▶ **Given instruction**: Copy all lines holding the word "text" from the entries.

[Dataset excerpt]
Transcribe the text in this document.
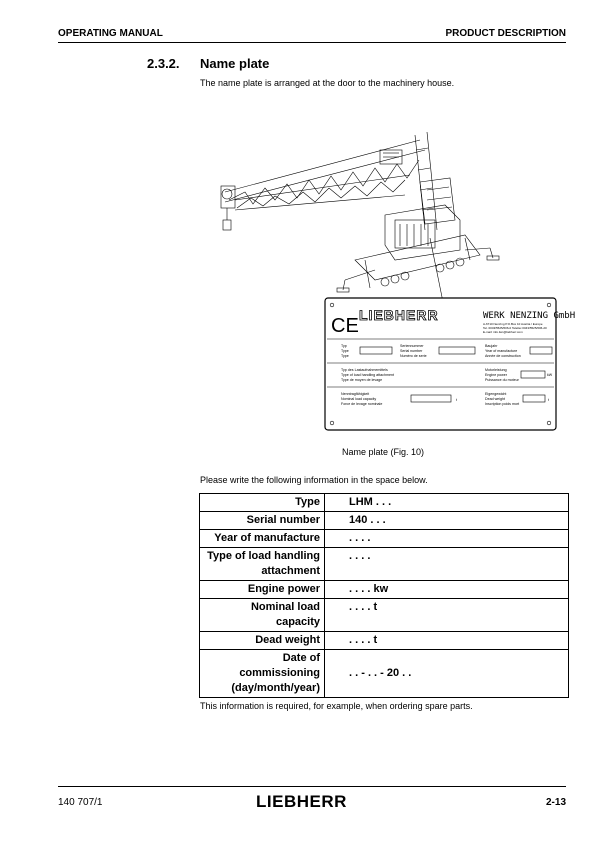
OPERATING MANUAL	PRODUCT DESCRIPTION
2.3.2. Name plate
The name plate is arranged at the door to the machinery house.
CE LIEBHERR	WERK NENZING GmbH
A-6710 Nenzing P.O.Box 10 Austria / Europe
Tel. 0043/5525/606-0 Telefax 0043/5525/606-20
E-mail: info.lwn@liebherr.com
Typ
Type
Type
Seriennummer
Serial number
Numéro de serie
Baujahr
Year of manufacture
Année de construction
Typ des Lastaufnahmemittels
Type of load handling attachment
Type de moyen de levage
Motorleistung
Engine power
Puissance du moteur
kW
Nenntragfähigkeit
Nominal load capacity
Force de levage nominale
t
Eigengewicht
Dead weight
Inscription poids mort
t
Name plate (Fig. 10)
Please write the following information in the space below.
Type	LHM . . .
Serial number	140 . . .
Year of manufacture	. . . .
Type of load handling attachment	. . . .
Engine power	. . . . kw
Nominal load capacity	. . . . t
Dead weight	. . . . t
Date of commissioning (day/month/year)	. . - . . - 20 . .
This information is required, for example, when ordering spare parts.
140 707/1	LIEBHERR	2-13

* * *

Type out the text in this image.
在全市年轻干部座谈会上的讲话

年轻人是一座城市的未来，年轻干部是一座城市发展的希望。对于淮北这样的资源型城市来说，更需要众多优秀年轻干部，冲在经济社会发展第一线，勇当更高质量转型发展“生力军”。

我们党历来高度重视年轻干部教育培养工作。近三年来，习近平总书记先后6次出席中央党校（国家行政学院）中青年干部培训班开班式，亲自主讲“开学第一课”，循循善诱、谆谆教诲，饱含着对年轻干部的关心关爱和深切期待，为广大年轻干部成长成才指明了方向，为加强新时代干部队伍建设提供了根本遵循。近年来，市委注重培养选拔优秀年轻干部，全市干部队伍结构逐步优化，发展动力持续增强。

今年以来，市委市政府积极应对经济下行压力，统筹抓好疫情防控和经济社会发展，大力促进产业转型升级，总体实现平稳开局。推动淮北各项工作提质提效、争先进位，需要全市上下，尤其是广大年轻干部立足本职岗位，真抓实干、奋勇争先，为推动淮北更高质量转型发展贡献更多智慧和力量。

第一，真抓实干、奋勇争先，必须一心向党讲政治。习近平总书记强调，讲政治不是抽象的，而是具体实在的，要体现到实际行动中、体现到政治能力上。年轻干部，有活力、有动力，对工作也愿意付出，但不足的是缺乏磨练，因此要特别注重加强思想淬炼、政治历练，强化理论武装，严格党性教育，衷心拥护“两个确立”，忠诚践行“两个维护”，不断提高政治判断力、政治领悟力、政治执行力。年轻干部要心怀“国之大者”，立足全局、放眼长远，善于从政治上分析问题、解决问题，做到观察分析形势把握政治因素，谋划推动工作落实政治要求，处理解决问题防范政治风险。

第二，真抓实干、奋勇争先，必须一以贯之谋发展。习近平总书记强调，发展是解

▶ **Response to the task**:
Transcribe the text in this document.
Type out the text in this image.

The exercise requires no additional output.